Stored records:

— Begin —

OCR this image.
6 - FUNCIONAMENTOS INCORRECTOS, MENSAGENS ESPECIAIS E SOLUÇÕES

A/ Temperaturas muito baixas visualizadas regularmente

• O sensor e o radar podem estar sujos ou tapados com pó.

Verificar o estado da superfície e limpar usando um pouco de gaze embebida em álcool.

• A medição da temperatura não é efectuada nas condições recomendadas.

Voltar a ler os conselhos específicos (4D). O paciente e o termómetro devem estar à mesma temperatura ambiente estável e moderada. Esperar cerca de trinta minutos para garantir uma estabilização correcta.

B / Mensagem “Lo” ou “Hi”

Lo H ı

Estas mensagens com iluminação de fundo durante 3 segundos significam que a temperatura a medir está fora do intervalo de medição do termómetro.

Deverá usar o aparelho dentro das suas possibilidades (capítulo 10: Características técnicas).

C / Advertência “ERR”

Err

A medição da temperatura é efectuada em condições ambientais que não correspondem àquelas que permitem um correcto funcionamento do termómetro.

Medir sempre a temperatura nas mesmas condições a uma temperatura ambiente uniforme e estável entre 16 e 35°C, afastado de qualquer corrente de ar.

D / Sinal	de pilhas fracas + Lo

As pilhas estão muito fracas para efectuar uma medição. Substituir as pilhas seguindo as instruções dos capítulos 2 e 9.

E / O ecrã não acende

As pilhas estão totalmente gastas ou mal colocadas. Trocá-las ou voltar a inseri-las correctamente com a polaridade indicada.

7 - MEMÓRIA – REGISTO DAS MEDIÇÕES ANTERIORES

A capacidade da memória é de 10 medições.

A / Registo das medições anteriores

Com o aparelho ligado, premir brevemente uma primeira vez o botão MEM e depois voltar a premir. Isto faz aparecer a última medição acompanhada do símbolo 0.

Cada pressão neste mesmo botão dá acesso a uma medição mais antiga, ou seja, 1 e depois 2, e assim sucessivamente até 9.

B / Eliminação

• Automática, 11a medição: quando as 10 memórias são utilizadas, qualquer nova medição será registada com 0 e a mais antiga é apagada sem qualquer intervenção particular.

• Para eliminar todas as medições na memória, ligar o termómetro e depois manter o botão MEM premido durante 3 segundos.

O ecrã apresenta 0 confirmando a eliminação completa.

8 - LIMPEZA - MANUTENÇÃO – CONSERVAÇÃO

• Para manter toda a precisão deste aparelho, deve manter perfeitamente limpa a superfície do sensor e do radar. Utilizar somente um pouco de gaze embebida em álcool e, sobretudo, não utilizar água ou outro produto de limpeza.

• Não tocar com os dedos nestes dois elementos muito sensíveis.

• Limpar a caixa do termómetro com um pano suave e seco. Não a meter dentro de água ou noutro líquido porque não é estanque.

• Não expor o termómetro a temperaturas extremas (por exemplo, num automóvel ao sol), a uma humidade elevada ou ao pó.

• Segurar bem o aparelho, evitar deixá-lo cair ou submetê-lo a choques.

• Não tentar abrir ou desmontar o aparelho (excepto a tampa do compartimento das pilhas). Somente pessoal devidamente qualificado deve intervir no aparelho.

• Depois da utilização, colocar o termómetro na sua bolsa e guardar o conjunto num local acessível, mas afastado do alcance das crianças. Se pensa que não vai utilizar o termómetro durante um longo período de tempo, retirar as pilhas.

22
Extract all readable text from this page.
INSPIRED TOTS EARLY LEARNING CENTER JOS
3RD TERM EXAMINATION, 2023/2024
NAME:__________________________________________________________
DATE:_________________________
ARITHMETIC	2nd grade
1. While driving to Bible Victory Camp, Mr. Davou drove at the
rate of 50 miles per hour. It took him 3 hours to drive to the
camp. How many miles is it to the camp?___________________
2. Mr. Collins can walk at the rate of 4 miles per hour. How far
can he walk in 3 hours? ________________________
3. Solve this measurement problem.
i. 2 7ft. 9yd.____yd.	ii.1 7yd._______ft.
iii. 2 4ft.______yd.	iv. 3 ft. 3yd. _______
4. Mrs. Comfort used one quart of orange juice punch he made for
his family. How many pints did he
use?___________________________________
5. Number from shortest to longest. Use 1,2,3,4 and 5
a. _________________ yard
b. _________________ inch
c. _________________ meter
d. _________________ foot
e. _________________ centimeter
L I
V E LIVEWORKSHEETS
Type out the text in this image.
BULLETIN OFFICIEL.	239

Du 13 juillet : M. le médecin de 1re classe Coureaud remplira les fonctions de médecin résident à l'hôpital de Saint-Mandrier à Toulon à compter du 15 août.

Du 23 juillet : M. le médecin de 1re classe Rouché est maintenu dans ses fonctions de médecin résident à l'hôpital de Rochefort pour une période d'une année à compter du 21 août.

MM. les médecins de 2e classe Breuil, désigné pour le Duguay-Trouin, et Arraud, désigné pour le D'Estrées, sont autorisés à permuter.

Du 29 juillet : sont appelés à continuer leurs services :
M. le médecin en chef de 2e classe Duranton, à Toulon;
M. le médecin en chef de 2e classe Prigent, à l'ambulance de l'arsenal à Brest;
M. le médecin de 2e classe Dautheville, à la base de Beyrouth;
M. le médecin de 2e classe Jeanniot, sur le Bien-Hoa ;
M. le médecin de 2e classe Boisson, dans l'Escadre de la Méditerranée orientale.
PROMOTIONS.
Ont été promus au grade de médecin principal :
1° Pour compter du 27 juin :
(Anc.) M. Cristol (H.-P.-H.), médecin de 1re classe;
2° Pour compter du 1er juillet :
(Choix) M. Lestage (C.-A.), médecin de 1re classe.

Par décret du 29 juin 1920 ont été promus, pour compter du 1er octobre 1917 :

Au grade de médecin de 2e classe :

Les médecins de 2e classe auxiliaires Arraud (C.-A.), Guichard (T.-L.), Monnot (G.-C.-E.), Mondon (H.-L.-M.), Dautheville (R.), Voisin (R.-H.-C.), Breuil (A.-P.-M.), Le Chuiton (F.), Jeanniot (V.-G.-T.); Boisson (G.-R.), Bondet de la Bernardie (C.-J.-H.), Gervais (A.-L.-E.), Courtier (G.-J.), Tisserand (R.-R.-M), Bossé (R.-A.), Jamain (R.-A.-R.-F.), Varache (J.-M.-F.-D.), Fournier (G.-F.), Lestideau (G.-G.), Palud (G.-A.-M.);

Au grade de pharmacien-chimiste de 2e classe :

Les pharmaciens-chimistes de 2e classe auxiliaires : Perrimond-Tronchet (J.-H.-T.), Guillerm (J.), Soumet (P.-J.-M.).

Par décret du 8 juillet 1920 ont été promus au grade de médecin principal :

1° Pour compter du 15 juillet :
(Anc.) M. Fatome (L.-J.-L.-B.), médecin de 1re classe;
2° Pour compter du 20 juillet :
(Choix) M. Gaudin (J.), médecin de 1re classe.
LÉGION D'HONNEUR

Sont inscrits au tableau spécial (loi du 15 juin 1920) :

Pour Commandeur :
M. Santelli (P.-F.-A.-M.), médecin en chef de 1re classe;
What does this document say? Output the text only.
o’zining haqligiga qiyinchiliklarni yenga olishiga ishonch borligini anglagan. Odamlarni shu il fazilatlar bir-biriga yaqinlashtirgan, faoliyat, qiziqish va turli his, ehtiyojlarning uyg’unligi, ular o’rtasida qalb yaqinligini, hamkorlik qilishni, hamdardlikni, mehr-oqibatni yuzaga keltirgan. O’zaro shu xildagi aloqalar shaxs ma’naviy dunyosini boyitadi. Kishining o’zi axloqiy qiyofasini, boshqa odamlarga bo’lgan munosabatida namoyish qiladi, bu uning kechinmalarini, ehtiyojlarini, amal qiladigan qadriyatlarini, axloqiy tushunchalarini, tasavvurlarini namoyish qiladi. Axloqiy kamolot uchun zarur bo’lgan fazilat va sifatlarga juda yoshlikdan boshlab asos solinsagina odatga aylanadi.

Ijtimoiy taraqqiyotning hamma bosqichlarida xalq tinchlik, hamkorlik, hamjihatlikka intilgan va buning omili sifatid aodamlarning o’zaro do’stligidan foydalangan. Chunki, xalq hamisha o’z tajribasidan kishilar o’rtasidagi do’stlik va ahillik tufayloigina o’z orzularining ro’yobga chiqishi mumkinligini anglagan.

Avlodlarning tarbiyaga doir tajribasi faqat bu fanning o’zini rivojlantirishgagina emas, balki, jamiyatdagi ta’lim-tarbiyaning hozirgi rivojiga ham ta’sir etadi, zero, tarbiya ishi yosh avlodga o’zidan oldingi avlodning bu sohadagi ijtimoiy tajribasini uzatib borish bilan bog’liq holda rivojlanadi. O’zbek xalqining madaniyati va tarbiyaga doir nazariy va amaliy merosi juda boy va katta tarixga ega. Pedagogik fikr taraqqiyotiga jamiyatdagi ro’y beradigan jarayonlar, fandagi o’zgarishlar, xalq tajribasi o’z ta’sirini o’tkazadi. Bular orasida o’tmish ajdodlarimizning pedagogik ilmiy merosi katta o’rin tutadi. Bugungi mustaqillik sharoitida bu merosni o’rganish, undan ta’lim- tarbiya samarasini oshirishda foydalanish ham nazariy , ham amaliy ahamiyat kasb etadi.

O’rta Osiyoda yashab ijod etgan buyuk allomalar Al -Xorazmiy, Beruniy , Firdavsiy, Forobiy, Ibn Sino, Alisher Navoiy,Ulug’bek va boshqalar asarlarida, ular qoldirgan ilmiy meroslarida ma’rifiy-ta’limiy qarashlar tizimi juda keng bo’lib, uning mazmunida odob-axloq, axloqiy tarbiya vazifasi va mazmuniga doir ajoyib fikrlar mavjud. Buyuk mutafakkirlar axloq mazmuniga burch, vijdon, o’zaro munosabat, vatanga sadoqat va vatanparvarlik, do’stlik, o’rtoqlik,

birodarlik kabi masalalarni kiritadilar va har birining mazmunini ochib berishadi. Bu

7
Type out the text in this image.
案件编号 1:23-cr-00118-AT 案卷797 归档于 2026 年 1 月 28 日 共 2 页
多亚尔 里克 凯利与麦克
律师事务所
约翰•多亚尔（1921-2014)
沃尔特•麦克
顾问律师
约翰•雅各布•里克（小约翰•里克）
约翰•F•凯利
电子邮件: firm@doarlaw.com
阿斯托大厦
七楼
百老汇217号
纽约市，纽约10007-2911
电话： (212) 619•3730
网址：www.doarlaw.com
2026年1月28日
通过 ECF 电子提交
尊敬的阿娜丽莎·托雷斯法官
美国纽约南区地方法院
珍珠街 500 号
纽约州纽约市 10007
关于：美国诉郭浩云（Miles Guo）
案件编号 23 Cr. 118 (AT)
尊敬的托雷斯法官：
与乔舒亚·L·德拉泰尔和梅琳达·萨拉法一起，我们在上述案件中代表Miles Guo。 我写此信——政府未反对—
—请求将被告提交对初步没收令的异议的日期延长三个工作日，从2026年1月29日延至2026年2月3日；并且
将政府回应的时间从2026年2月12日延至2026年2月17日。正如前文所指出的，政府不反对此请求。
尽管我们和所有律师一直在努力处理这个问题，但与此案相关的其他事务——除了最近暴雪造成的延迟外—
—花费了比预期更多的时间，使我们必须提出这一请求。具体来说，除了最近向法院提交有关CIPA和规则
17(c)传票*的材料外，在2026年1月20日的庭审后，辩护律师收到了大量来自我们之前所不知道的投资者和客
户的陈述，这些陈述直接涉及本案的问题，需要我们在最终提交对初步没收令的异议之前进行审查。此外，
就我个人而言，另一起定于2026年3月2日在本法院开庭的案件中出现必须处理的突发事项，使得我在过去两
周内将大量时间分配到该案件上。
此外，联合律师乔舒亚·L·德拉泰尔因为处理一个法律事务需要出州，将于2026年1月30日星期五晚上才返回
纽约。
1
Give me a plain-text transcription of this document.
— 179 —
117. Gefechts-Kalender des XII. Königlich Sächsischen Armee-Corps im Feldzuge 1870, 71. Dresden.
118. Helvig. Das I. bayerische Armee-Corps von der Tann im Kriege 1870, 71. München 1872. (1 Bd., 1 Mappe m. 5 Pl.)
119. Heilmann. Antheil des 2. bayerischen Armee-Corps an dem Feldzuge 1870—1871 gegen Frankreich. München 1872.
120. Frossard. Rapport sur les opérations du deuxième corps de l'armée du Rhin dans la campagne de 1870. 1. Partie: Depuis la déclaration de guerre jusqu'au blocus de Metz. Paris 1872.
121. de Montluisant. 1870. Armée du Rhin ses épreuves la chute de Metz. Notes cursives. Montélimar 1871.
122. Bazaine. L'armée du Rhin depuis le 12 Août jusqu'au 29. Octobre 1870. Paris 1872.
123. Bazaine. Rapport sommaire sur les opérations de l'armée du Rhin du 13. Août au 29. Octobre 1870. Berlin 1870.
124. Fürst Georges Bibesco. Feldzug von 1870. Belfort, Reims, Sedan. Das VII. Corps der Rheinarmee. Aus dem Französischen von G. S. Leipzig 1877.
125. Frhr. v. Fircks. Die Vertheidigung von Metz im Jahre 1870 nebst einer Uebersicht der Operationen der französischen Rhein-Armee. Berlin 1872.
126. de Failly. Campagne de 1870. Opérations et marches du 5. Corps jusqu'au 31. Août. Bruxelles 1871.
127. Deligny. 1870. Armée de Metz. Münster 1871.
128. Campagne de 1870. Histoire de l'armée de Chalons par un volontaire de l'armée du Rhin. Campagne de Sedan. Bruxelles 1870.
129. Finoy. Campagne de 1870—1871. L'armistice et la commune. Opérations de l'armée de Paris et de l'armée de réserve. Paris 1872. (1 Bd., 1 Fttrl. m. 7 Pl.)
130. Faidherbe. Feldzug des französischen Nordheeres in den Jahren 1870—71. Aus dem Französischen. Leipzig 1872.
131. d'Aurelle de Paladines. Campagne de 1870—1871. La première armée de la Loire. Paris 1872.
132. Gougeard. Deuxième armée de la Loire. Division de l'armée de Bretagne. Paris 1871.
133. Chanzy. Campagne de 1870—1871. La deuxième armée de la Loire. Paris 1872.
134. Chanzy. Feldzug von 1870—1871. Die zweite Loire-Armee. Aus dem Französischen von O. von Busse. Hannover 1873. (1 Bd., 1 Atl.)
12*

— End —

Search the data above for the string "radar" and copy each line that has it.

• O sensor e o radar podem estar sujos ou tapados com pó.
• Para manter toda a precisão deste aparelho, deve manter perfeitamente limpa a superfície do sensor e do radar. Utilizar somente um pouco de gaze embebida em álcool e, sobretudo, não utilizar água ou outro produto de limpeza.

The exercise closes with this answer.